Write the count of lines that contain the word "стандарта" and nothing else.

**** Task input

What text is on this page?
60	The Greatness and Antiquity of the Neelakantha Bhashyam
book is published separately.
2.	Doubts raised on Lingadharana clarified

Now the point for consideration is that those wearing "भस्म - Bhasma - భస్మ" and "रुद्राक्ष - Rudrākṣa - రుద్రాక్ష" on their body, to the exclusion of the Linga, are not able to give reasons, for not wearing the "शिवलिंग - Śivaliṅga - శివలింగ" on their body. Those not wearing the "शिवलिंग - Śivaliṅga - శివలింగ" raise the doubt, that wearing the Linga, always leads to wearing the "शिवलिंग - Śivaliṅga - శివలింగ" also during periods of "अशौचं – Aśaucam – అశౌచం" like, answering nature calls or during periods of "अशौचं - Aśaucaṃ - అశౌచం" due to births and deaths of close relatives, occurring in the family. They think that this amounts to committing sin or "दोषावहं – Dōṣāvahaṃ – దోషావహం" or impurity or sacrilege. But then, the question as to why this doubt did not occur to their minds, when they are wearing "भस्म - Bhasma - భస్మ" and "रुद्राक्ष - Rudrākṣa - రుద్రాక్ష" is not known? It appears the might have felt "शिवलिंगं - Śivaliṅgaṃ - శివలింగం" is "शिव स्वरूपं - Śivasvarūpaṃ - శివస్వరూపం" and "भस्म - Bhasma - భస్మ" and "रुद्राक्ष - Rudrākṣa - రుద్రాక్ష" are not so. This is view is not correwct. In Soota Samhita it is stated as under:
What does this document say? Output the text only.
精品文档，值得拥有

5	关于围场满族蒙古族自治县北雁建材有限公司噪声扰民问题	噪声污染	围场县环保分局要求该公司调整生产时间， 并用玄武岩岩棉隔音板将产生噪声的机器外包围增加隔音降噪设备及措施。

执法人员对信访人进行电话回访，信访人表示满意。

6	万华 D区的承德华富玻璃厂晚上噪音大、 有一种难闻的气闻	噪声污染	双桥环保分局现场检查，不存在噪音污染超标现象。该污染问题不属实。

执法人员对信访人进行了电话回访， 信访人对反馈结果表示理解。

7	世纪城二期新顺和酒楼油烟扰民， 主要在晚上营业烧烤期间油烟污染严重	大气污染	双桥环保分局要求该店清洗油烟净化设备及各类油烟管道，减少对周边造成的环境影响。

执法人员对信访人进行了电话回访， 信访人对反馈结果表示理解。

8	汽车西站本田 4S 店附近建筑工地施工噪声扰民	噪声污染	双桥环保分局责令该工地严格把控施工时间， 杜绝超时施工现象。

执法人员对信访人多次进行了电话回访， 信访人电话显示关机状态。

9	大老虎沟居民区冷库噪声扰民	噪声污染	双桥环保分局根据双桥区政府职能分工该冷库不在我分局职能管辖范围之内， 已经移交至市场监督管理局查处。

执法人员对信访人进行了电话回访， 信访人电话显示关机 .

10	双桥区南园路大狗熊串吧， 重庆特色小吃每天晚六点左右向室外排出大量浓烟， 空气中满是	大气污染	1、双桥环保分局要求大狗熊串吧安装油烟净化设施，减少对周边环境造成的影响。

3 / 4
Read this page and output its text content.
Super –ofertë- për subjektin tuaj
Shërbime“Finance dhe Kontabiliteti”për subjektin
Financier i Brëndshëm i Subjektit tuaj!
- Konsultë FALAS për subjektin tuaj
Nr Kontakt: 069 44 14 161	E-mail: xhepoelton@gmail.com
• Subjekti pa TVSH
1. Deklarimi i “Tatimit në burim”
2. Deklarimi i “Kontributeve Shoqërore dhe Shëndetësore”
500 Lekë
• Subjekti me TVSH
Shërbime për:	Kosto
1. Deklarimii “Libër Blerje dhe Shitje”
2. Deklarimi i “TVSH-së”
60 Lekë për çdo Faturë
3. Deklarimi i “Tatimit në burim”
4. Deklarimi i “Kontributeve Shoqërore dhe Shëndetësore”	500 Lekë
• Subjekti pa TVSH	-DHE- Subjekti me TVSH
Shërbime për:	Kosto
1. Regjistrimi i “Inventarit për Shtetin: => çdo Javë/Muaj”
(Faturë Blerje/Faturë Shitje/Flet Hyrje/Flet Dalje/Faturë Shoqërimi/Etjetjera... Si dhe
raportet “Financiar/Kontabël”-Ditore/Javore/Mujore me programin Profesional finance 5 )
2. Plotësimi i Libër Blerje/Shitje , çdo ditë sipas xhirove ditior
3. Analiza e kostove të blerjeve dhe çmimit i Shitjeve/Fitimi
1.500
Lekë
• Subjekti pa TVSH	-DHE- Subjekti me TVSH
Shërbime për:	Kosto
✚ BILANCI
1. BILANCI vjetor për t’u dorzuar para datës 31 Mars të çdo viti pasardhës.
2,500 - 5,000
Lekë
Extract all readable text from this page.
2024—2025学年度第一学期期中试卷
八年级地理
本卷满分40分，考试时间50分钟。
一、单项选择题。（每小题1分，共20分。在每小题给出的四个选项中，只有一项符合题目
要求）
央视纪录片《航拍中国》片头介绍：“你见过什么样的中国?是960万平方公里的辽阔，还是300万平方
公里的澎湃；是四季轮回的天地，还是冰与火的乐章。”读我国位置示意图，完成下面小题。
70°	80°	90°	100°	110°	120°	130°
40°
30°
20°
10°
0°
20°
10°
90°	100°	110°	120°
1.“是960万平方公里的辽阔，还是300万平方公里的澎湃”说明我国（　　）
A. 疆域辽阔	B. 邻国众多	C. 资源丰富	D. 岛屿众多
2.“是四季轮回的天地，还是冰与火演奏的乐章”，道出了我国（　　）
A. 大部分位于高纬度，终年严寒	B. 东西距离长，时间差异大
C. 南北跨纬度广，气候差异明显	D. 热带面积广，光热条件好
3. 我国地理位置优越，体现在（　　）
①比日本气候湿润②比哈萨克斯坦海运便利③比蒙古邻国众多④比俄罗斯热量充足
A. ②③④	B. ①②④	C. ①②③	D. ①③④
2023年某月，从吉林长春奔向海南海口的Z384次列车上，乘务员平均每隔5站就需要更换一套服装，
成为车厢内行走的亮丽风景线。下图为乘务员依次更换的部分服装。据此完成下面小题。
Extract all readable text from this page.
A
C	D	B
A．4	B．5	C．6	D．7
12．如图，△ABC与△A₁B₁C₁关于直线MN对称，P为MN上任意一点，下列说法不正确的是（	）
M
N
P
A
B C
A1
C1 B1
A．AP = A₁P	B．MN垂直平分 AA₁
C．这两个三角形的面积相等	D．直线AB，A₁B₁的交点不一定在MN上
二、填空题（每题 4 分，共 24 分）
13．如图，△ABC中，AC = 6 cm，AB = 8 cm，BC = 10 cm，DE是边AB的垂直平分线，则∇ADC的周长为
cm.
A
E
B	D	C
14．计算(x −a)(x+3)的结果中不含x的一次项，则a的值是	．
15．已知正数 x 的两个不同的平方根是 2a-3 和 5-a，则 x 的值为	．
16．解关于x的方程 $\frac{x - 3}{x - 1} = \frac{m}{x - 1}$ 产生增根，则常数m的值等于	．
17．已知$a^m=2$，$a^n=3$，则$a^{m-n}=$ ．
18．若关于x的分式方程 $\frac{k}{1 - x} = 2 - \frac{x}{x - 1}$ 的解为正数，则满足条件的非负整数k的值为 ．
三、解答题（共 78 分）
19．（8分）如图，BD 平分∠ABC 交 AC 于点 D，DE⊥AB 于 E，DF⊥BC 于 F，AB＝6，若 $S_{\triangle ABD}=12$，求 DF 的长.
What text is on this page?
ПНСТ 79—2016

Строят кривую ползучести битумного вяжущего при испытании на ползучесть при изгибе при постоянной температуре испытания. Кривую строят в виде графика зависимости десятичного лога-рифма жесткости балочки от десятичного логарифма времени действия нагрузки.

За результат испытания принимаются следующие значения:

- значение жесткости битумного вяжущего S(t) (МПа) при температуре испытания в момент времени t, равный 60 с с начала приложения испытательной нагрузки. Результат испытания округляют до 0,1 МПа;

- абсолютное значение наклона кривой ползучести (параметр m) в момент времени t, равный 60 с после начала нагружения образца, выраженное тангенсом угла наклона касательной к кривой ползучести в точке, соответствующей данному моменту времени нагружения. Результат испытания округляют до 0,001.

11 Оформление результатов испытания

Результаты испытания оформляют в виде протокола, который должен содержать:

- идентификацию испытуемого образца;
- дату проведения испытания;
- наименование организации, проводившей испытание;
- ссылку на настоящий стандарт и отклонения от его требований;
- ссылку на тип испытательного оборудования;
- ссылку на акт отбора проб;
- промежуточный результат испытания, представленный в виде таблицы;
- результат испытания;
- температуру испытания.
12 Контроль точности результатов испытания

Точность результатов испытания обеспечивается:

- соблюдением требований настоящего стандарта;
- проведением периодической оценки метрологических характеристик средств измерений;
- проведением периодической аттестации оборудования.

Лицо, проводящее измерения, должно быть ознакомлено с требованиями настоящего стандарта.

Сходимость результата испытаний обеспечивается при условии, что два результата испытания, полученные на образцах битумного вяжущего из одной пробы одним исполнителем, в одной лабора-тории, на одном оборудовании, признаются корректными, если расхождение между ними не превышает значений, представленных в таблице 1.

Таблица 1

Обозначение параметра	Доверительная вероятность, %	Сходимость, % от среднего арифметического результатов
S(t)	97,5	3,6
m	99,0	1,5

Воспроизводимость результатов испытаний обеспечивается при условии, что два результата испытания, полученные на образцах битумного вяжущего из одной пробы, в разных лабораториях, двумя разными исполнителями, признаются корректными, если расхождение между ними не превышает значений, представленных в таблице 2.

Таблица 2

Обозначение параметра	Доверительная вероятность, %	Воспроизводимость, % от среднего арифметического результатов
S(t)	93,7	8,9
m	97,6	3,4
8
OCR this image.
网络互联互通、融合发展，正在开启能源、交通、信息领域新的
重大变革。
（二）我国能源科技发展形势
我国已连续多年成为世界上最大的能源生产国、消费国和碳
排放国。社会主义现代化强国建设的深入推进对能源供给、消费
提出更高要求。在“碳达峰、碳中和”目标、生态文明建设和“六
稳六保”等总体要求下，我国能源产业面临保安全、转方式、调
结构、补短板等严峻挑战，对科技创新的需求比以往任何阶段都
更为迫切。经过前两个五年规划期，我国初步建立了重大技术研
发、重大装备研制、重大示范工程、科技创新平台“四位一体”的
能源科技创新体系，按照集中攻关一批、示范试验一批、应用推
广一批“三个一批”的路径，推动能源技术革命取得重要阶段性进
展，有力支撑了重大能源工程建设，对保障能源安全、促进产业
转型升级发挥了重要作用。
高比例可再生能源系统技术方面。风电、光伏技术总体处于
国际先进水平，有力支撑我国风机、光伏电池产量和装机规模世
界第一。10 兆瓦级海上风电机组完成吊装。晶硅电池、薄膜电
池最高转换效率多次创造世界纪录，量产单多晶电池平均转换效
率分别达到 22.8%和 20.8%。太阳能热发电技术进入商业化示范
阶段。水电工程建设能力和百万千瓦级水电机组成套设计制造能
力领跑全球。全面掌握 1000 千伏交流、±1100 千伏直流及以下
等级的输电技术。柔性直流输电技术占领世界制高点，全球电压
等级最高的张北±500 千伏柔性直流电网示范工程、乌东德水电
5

********

### Task output
2